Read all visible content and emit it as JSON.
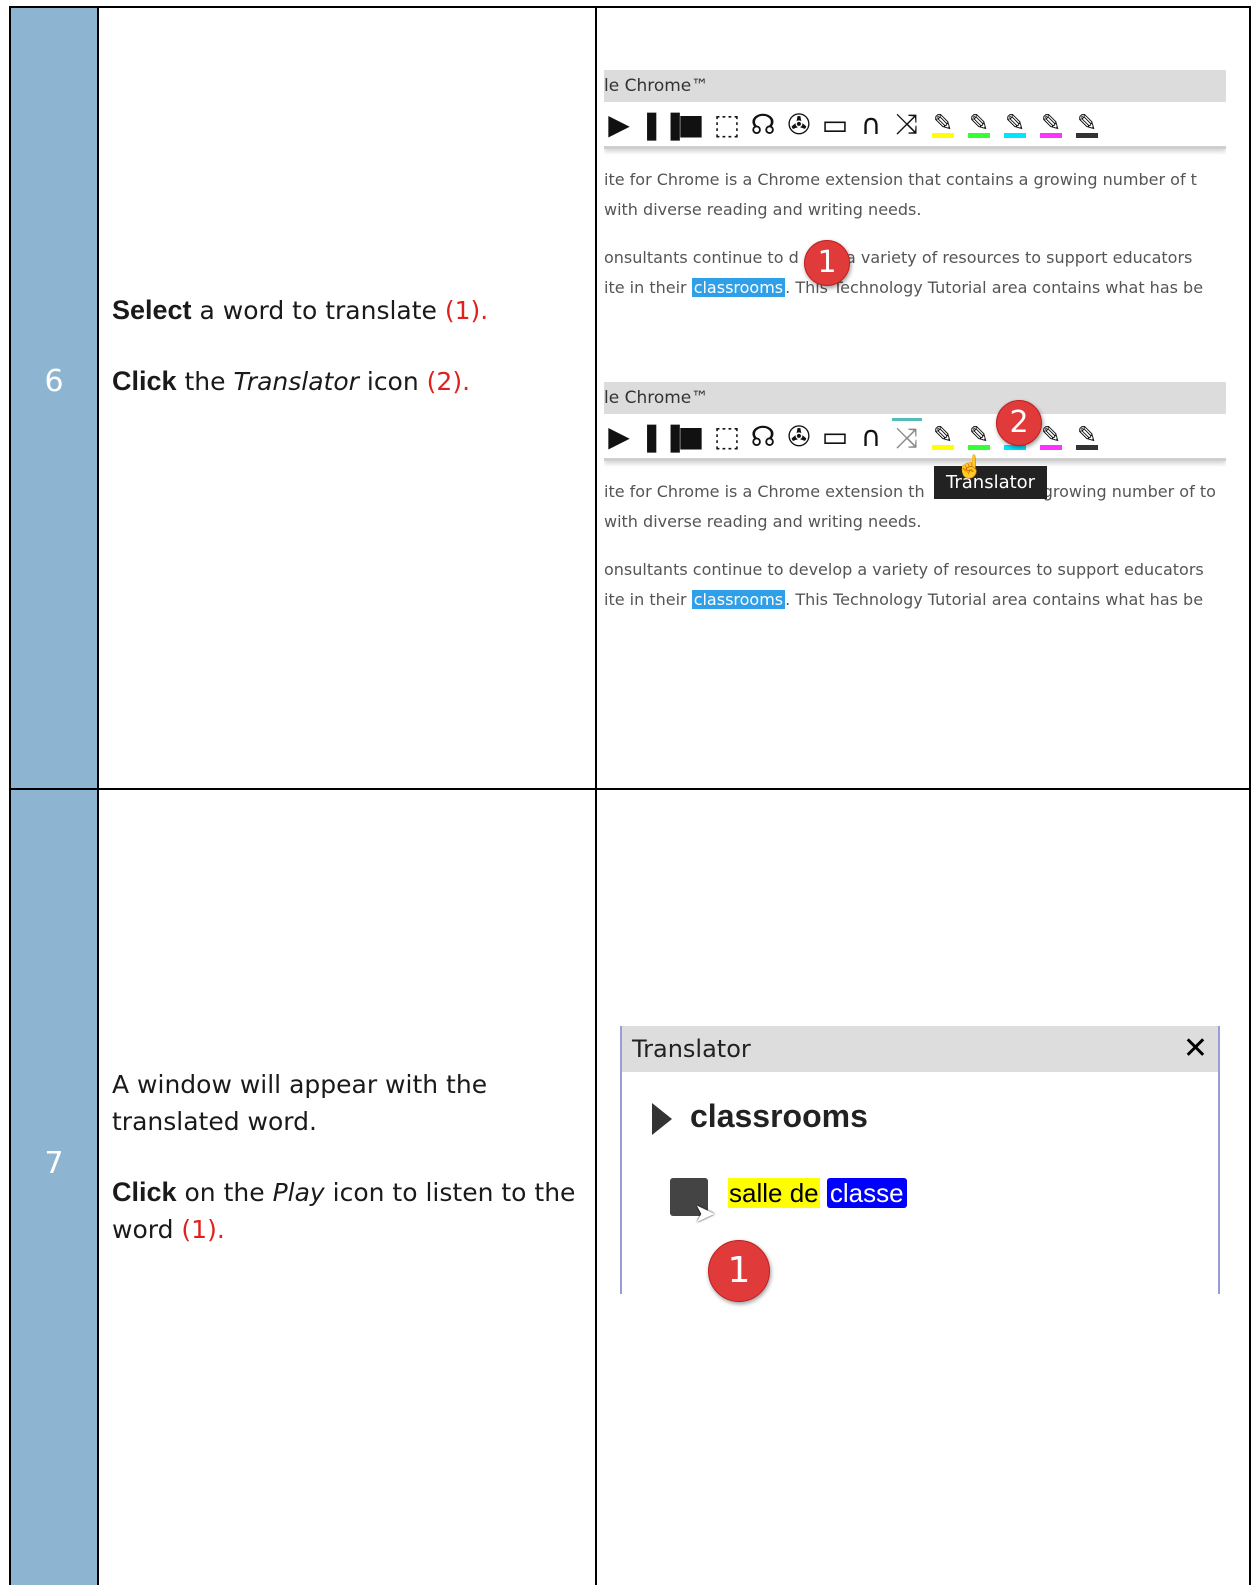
{
  "rows": [
    {
      "number": "6",
      "step1_bold": "Select",
      "step1_text": " a word to translate ",
      "step1_ref": "(1).",
      "step2_bold": "Click",
      "step2_text1": " the ",
      "step2_italic": "Translator",
      "step2_text2": " icon ",
      "step2_ref": "(2)."
    },
    {
      "number": "7",
      "step1_text": "A window will appear with the translated word.",
      "step2_bold": "Click",
      "step2_text1": " on the ",
      "step2_italic": "Play",
      "step2_text2": " icon to listen to the word ",
      "step2_ref": "(1)."
    }
  ],
  "shot1": {
    "titlebar": "le Chrome™",
    "para1_line1": "ite for Chrome is a Chrome extension that contains a growing number of t",
    "para1_line2": "with diverse reading and writing needs.",
    "para2_line1a": "onsultants continue to d",
    "para2_line1b": "p a variety of resources to support educators",
    "para2_line2a": "ite in their ",
    "para2_highlight": "classrooms",
    "para2_line2b": ". This Technology Tutorial area contains what has be",
    "badge": "1"
  },
  "shot2": {
    "titlebar": "le Chrome™",
    "tooltip": "Translator",
    "para1_line1a": "ite for Chrome is a Chrome extension th",
    "para1_line1b": "growing number of to",
    "para1_line2": "with diverse reading and writing needs.",
    "para2_line1": "onsultants continue to develop a variety of resources to support educators",
    "para2_line2a": "ite in their ",
    "para2_highlight": "classrooms",
    "para2_line2b": ". This Technology Tutorial area contains what has be",
    "badge": "2"
  },
  "translator": {
    "title": "Translator",
    "close": "✕",
    "word": "classrooms",
    "translation_a": "salle de",
    "translation_b": "classe",
    "badge": "1"
  },
  "colors": {
    "number_column": "#8db5d1",
    "reference_red": "#e0201c",
    "selection_blue": "#2fa0e8"
  }
}
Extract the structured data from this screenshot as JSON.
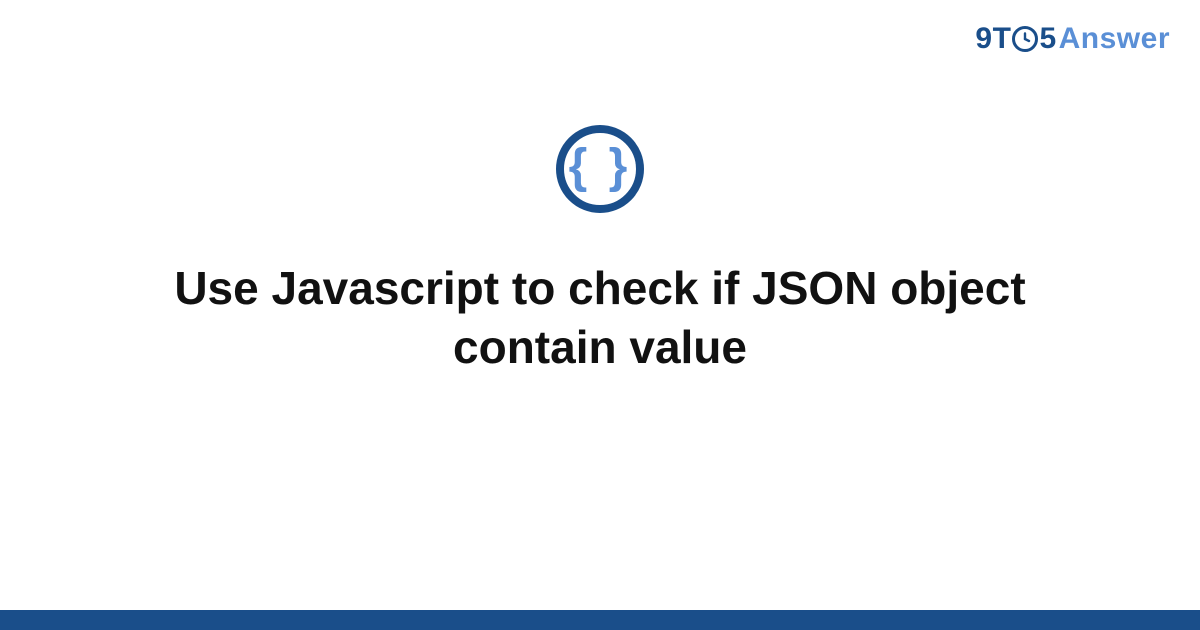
{
  "brand": {
    "nine": "9",
    "t": "T",
    "five": "5",
    "answer": "Answer"
  },
  "badge": {
    "glyph": "{ }"
  },
  "title": "Use Javascript to check if JSON object contain value",
  "colors": {
    "primary": "#1a4e8a",
    "accent": "#5a8fd6",
    "text": "#111111",
    "bg": "#ffffff"
  }
}
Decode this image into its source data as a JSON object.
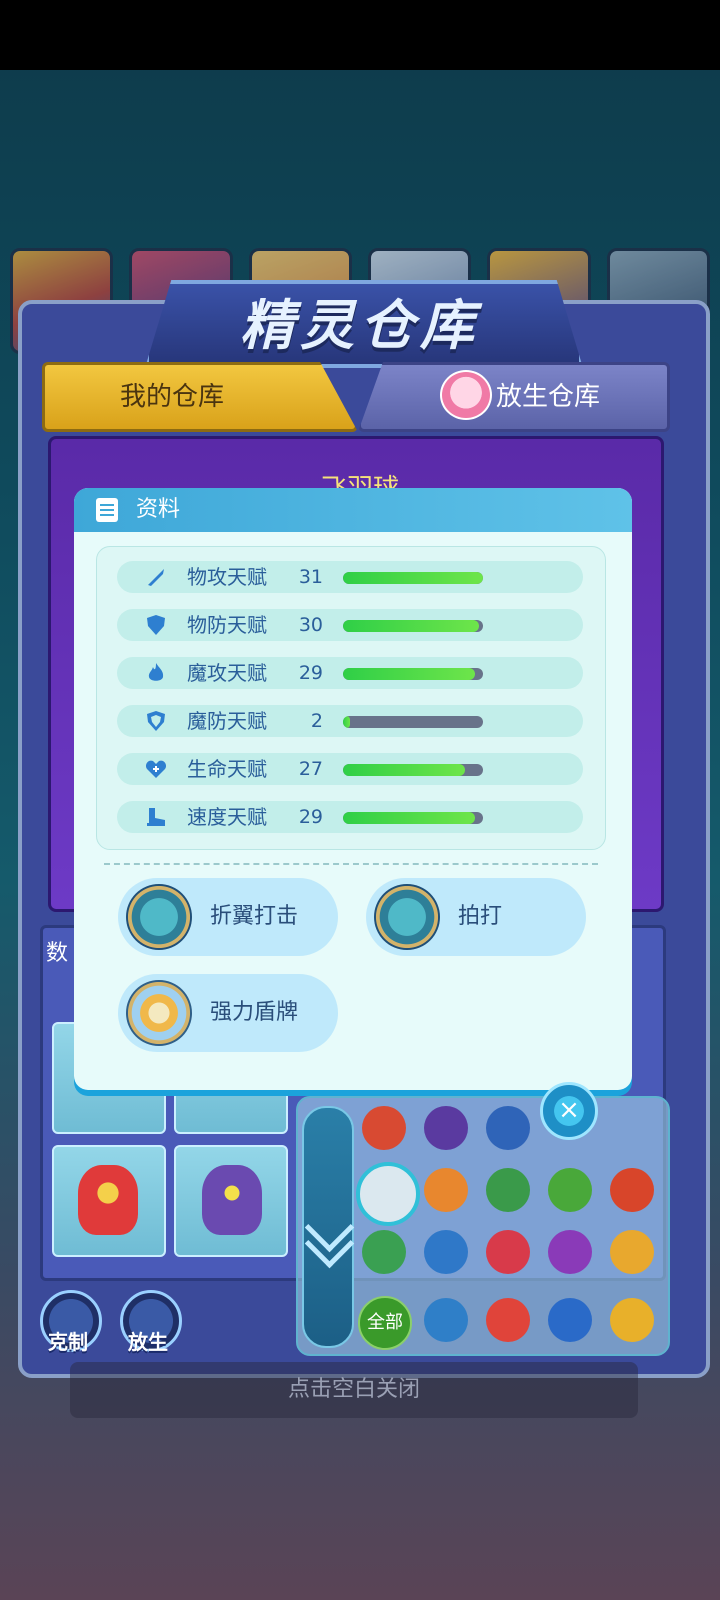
{
  "header": {
    "title": "精灵仓库"
  },
  "tabs": [
    {
      "label": "我的仓库",
      "active": true
    },
    {
      "label": "放生仓库",
      "active": false
    }
  ],
  "background": {
    "pet_name": "飞羽球",
    "sort_label": "数"
  },
  "dialog": {
    "title": "资料",
    "stats": [
      {
        "label": "物攻天赋",
        "value": "31",
        "level": 1.0,
        "icon": "sword-icon"
      },
      {
        "label": "物防天赋",
        "value": "30",
        "level": 0.97,
        "icon": "shield-icon"
      },
      {
        "label": "魔攻天赋",
        "value": "29",
        "level": 0.94,
        "icon": "fire-icon"
      },
      {
        "label": "魔防天赋",
        "value": "2",
        "level": 0.05,
        "icon": "magic-shield-icon"
      },
      {
        "label": "生命天赋",
        "value": "27",
        "level": 0.87,
        "icon": "heart-plus-icon"
      },
      {
        "label": "速度天赋",
        "value": "29",
        "level": 0.94,
        "icon": "boot-icon"
      }
    ],
    "skills": [
      {
        "label": "折翼打击",
        "icon": "wing-icon"
      },
      {
        "label": "拍打",
        "icon": "wing-icon"
      },
      {
        "label": "强力盾牌",
        "icon": "shield-emblem-icon"
      }
    ],
    "colors": {
      "bar_fill": "#2fcf47",
      "bar_track": "#68738a",
      "header": "#3ea7d8"
    }
  },
  "bottom_buttons": [
    {
      "label": "克制",
      "icon": "counter-icon"
    },
    {
      "label": "放生",
      "icon": "release-icon"
    }
  ],
  "filter": {
    "all_label": "全部",
    "close_symbol": "×"
  },
  "footer": {
    "hint": "点击空白关闭"
  }
}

- [GIVEN REQUEST] What is the number of lines in the records that contain the word "data"? Answer with the number and nothing else.

- [RESPONSE] 2